*STORED ROWS:*
-- BEGIN --

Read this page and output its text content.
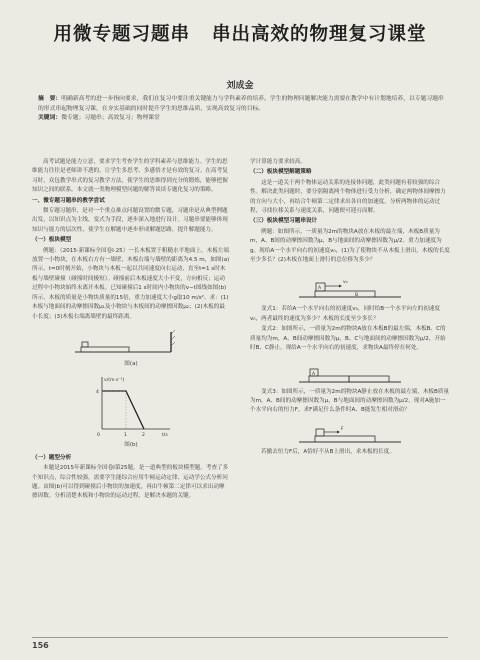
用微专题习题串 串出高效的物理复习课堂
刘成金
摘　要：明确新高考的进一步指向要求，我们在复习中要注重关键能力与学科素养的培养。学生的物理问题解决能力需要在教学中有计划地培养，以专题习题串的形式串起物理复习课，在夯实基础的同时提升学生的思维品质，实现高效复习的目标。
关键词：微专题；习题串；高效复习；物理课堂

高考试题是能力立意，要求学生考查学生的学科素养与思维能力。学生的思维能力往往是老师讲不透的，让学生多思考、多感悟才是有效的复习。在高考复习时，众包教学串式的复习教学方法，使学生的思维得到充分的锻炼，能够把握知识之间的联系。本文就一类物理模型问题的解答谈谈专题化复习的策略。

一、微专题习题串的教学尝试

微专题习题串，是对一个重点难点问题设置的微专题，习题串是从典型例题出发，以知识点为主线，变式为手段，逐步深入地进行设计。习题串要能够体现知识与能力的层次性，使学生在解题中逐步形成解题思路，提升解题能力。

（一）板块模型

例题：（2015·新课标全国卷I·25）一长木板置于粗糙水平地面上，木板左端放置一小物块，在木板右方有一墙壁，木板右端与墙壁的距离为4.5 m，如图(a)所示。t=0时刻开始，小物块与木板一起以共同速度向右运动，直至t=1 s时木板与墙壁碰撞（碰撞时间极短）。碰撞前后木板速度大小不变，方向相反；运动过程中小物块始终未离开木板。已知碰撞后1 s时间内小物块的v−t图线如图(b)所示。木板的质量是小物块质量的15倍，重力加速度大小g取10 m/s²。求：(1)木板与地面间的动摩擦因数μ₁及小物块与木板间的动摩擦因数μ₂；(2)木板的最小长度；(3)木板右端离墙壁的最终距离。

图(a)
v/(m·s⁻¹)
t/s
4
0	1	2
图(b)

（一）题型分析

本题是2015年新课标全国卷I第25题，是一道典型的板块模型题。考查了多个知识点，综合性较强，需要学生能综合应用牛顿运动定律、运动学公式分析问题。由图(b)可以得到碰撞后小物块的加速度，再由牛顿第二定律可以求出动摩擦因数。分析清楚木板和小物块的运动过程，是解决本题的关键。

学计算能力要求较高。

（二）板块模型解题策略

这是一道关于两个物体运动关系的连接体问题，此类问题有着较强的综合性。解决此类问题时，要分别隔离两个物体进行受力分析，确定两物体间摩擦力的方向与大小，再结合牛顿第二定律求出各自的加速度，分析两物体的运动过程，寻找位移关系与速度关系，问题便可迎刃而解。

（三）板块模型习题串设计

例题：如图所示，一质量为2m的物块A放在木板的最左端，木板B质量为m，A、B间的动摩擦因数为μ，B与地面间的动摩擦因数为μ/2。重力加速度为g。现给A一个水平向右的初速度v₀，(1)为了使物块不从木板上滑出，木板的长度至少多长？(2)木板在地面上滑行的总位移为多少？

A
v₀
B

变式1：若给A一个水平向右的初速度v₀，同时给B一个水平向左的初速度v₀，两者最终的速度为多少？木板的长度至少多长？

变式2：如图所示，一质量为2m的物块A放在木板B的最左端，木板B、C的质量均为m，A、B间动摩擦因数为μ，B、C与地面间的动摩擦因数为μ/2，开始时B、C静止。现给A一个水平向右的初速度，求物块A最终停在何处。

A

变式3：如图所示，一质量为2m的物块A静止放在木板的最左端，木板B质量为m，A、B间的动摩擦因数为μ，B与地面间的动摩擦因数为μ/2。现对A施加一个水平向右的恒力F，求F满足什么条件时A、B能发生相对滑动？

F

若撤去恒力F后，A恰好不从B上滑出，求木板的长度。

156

-- END --
-- BEGIN --

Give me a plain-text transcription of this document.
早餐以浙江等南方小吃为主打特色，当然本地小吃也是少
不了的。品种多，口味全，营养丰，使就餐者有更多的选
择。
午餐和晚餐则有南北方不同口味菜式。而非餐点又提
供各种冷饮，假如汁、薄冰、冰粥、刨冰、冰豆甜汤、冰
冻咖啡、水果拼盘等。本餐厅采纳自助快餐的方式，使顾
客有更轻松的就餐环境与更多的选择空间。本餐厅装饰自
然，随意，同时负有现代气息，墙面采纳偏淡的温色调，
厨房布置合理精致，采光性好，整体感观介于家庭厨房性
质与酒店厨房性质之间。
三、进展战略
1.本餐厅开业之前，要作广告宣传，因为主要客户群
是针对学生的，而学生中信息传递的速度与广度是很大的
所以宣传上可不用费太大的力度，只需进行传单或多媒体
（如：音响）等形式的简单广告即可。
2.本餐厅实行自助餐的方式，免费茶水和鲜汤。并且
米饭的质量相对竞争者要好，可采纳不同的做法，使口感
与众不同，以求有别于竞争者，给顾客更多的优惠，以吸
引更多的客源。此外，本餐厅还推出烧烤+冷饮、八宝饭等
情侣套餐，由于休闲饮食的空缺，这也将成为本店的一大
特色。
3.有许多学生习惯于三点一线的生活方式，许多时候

-- END --

*TASK TO COMPLETE:*
Pick out the lines above that hold the string "B与地面间的动摩擦因数为μ" and show them.

*TASK SOLUTION:*
例题：如图所示，一质量为2m的物块A放在木板的最左端，木板B质量为m，A、B间的动摩擦因数为μ，B与地面间的动摩擦因数为μ/2。重力加速度为g。现给A一个水平向右的初速度v₀，(1)为了使物块不从木板上滑出，木板的长度至少多长？(2)木板在地面上滑行的总位移为多少？
变式3：如图所示，一质量为2m的物块A静止放在木板的最左端，木板B质量为m，A、B间的动摩擦因数为μ，B与地面间的动摩擦因数为μ/2。现对A施加一个水平向右的恒力F，求F满足什么条件时A、B能发生相对滑动？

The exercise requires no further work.